Where a line contains the word "text", copy that line.

——

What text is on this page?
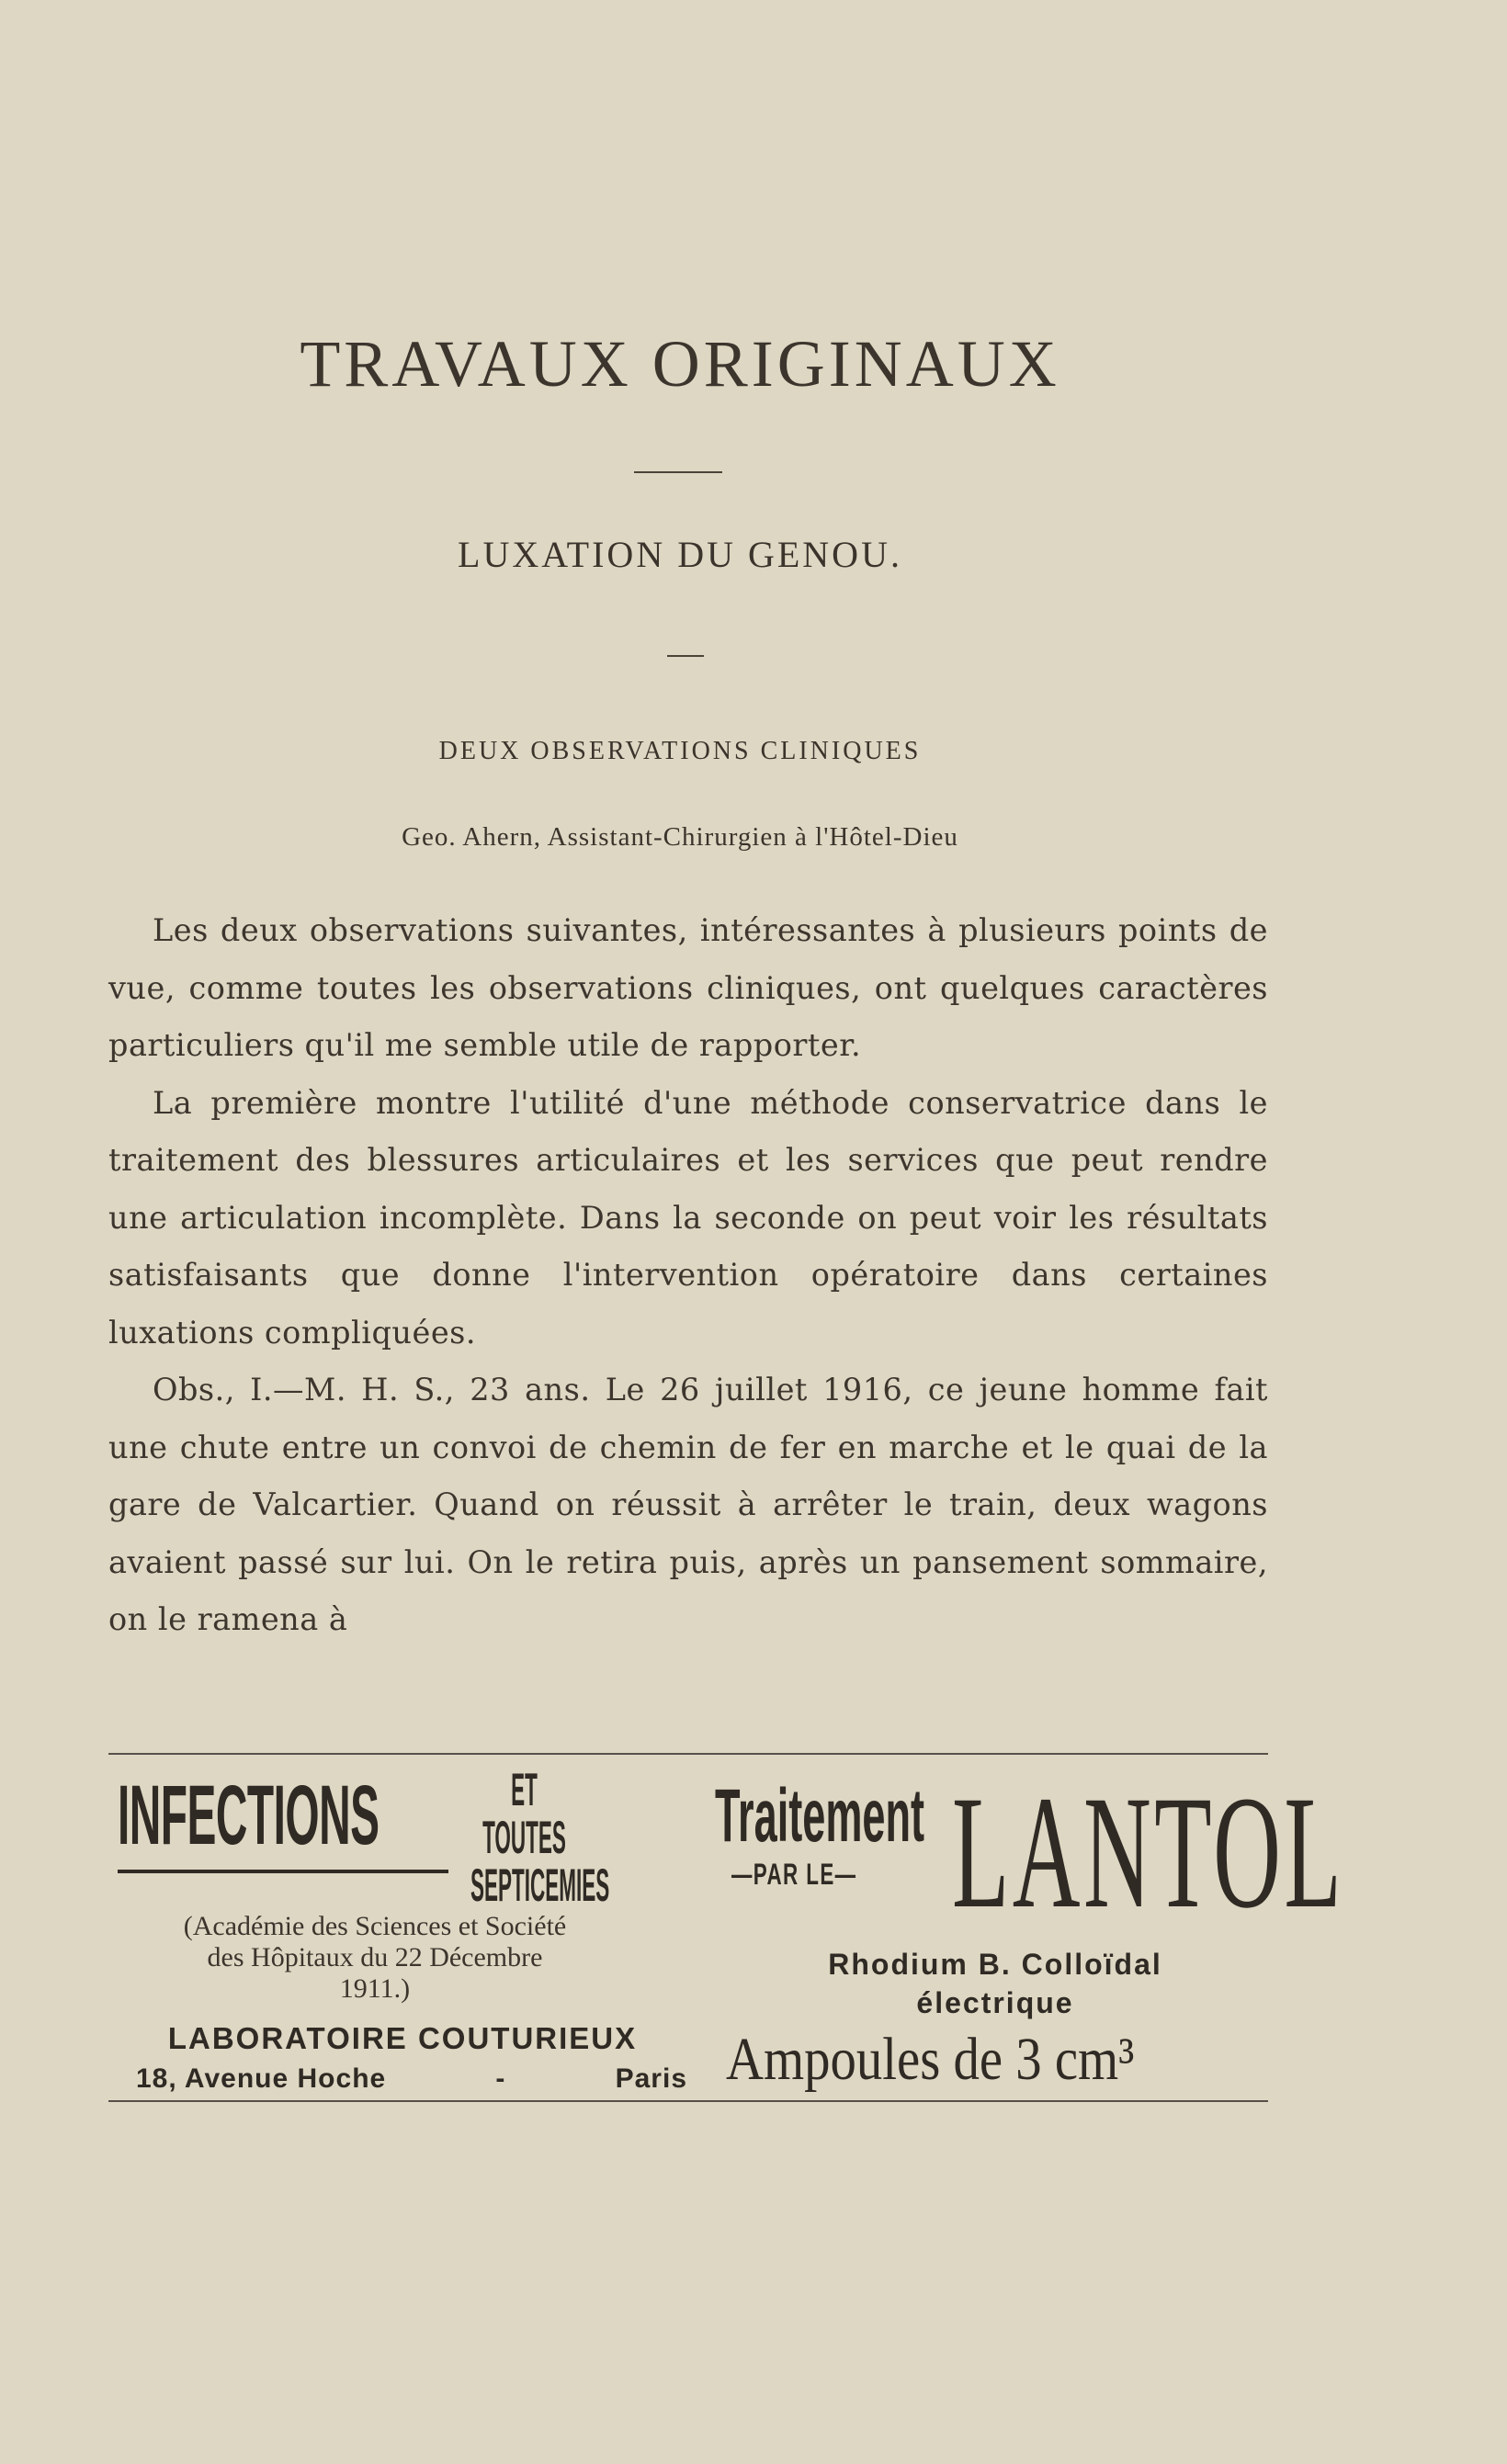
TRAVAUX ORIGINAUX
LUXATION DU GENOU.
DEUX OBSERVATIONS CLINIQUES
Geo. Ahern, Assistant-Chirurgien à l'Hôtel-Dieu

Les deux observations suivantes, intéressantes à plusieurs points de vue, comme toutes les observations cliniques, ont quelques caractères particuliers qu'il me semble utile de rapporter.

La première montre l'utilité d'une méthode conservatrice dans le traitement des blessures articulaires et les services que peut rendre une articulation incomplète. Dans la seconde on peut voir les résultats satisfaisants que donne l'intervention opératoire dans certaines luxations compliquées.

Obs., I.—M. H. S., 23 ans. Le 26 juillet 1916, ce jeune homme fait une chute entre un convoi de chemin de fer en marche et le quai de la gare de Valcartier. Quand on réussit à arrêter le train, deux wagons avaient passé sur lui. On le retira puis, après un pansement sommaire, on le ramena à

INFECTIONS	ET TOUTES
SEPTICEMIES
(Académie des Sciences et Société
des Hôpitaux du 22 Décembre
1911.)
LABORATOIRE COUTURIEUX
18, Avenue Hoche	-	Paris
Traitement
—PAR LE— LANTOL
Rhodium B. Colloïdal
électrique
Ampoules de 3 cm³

——

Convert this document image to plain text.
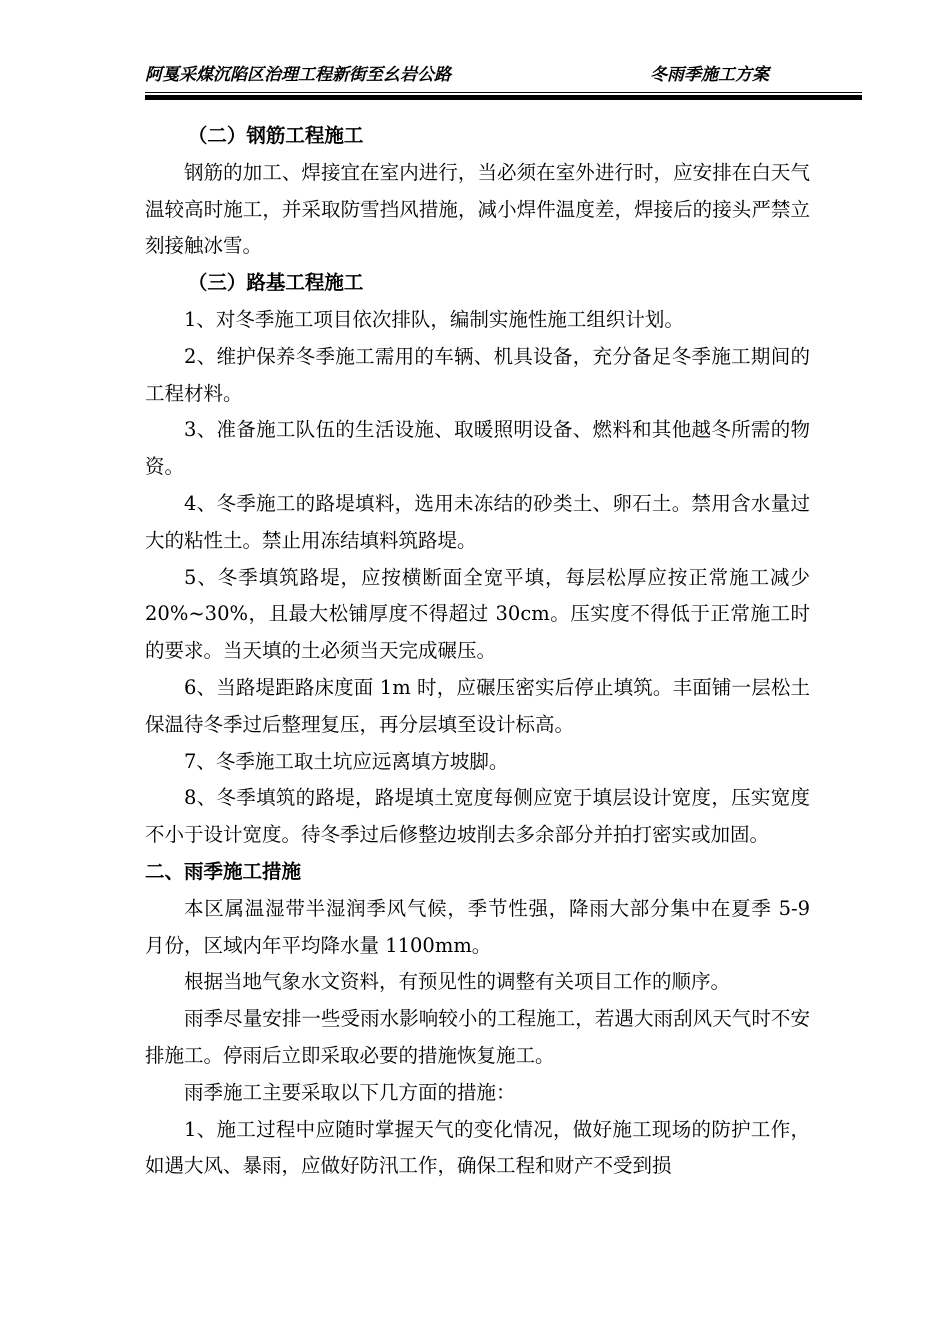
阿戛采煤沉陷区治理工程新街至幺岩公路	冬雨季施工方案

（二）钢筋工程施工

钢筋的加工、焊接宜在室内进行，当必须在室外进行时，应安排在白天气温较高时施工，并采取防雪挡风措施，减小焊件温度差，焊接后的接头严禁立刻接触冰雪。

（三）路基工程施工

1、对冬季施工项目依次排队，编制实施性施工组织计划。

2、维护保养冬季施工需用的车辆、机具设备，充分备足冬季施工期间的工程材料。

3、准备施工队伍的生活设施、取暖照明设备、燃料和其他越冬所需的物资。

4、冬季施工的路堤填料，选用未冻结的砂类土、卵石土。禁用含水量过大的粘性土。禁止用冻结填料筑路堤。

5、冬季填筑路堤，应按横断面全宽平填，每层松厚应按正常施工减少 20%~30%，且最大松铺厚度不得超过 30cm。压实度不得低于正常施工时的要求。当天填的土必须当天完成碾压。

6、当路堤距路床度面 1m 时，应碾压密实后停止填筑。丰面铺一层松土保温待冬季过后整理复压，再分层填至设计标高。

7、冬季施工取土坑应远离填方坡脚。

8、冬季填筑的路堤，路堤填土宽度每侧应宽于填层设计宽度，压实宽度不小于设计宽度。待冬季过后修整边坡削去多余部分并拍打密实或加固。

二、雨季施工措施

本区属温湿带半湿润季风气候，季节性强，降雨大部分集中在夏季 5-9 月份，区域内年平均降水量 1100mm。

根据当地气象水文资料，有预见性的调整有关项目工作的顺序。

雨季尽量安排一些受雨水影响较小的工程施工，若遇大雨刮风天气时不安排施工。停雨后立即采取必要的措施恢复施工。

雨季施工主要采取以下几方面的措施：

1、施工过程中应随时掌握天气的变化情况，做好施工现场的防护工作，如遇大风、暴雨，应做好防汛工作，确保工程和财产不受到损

——

Result of this exercise:
What text is on this page?
Convert this document image to plain text.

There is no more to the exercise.